**Document segment:**
==========

Northlandz: The Great American Railway
I just came from the most fantastic place to take a child if they love trains or if you would like to relive your childhood. It’s called Northlandz and it’s basically a miniature railway trains system that runs along the most beautiful scenes of America in a way never before thought possible.
The trains run along miles and miles of railroad track. The most wonderful thing about this place is that everything was constructed by one man, Bruce Williams. It started out has a hobby for him in his basement, but it eventually took over his entire house, so he eventually bought some land just north of Flemington, New Jersey with his wife in 1990, and moved everything there and called it Northlandz.
Bruce Williams said, ”Our problem is telling the world what the heck we got here”, the creator of this awesome attraction. It is indeed difficult to describe the jaw-dropping feeling you get when you take this effortless trip into the realm of unfettered imagination along the mile-long one way labyrinth that is Northlandz.

==========

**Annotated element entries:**

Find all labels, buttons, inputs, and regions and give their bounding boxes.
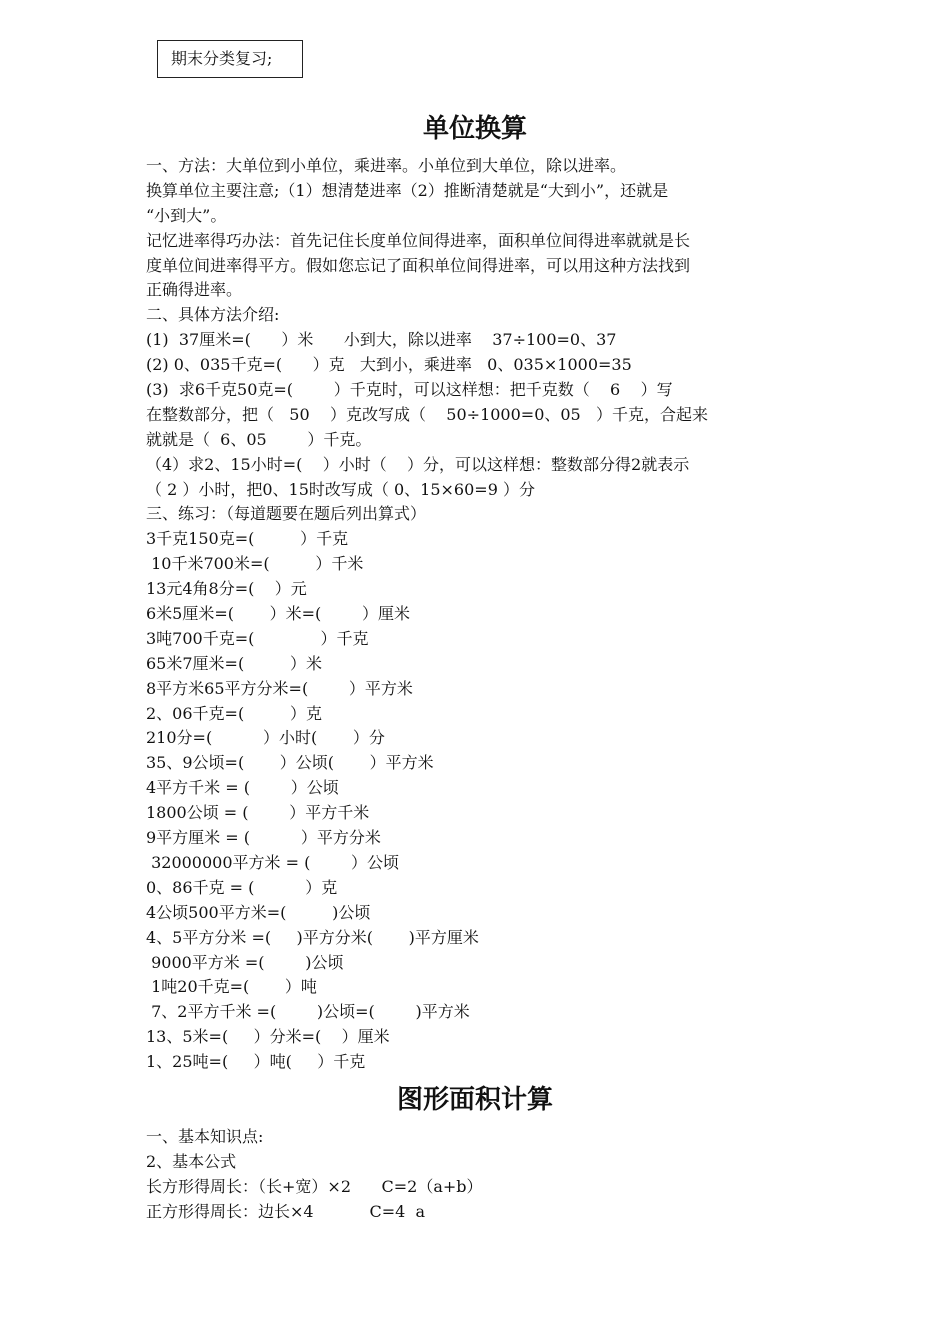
text-line: 4、5平方分米 =( )平方分米( )平方厘米 <box>146 927 479 947</box>
text-line: 在整数部分，把（ 50 ）克改写成（ 50÷1000=0、05 ）千克，合起来 <box>146 404 708 424</box>
text-line: 换算单位主要注意;（1）想清楚进率（2）推断清楚就是“大到小”，还就是 <box>146 180 669 200</box>
text-line: 210分=( ）小时( ）分 <box>146 728 385 748</box>
text-line: (3) 求6千克50克=( ）千克时，可以这样想：把千克数（ 6 ）写 <box>146 380 673 400</box>
text-line: (1) 37厘米=( ）米 小到大，除以进率 37÷100=0、37 <box>146 330 617 350</box>
text-line: 二、具体方法介绍: <box>146 305 280 325</box>
text-line: 7、2平方千米 =( )公顷=( )平方米 <box>146 1002 470 1022</box>
area-calculation-text <box>146 1125 810 1225</box>
text-line: 8平方米65平方分米=( ）平方米 <box>146 678 413 698</box>
text-line: 9平方厘米 = ( ）平方分米 <box>146 828 381 848</box>
text-line: 10千米700米=( ）千米 <box>146 554 364 574</box>
section-title-unit-conversion: 单位换算 <box>422 114 527 144</box>
text-line: 65米7厘米=( ）米 <box>146 653 322 673</box>
unit-conversion-text <box>146 154 810 1075</box>
text-line: 35、9公顷=( ）公顷( ）平方米 <box>146 753 434 773</box>
text-line: 三、练习：（每道题要在题后列出算式） <box>146 504 427 524</box>
text-line: （ 2 ）小时，把0、15时改写成（ 0、15×60=9 ）分 <box>146 479 535 499</box>
text-line: (2) 0、035千克=( ）克 大到小，乘进率 0、035×1000=35 <box>146 355 632 375</box>
text-line: 就就是（ 6、05 ）千克。 <box>146 429 372 449</box>
header-box-label: 期末分类复习; <box>157 40 303 78</box>
text-line: 正方形得周长：边长×4 C=4 a <box>146 1201 426 1221</box>
text-line: （4）求2、15小时=( ）小时（ ）分，可以这样想：整数部分得2就表示 <box>146 454 690 474</box>
text-line: 1800公顷 = ( ）平方千米 <box>146 803 370 823</box>
text-line: 3千克150克=( ）千克 <box>146 529 349 549</box>
section-title-area-calculation: 图形面积计算 <box>396 1085 553 1115</box>
text-line: 32000000平方米 = ( ）公顷 <box>146 852 400 872</box>
text-line: 9000平方米 =( )公顷 <box>146 952 344 972</box>
text-line: 一、基本知识点: <box>146 1127 264 1146</box>
text-line: 4公顷500平方米=( )公顷 <box>146 902 371 922</box>
text-line: 2、06千克=( ）克 <box>146 703 322 723</box>
text-line: 正确得进率。 <box>146 280 243 300</box>
text-line: 4平方千米 = ( ）公顷 <box>146 778 339 798</box>
text-line: 3吨700千克=( ）千克 <box>146 628 369 648</box>
text-line: 13、5米=( ）分米=( ）厘米 <box>146 1027 390 1047</box>
text-line: 记忆进率得巧办法：首先记住长度单位间得进率，面积单位间得进率就就是长 <box>146 230 691 250</box>
text-line: 一、方法：大单位到小单位，乘进率。小单位到大单位，除以进率。 <box>146 156 627 175</box>
text-line: 1吨20千克=( ）吨 <box>146 977 317 997</box>
text-line: 0、86千克 = ( ）克 <box>146 877 338 897</box>
text-line: “小到大”。 <box>146 205 227 225</box>
text-line: 长方形得周长：（长+宽）×2 C=2（a+b） <box>146 1176 483 1196</box>
text-line: 6米5厘米=( ）米=( ）厘米 <box>146 604 410 624</box>
text-line: 度单位间进率得平方。假如您忘记了面积单位间得进率，可以用这种方法找到 <box>146 255 691 275</box>
text-line: 1、25吨=( ）吨( ）千克 <box>146 1052 366 1072</box>
text-line: 2、基本公式 <box>146 1151 237 1171</box>
text-line: 13元4角8分=( ）元 <box>146 579 307 599</box>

==========

**Task requirements:**
Reproduce the passage from the Northlandz write-up between "The trains run" and "that is Northlandz.", inclusive.

**Solution for this task:**
The trains run along miles and miles of railroad track. The most wonderful thing about this place is that everything was constructed by one man, Bruce Williams. It started out has a hobby for him in his basement, but it eventually took over his entire house, so he eventually bought some land just north of Flemington, New Jersey with his wife in 1990, and moved everything there and called it Northlandz.
Bruce Williams said, ”Our problem is telling the world what the heck we got here”, the creator of this awesome attraction. It is indeed difficult to describe the jaw-dropping feeling you get when you take this effortless trip into the realm of unfettered imagination along the mile-long one way labyrinth that is Northlandz.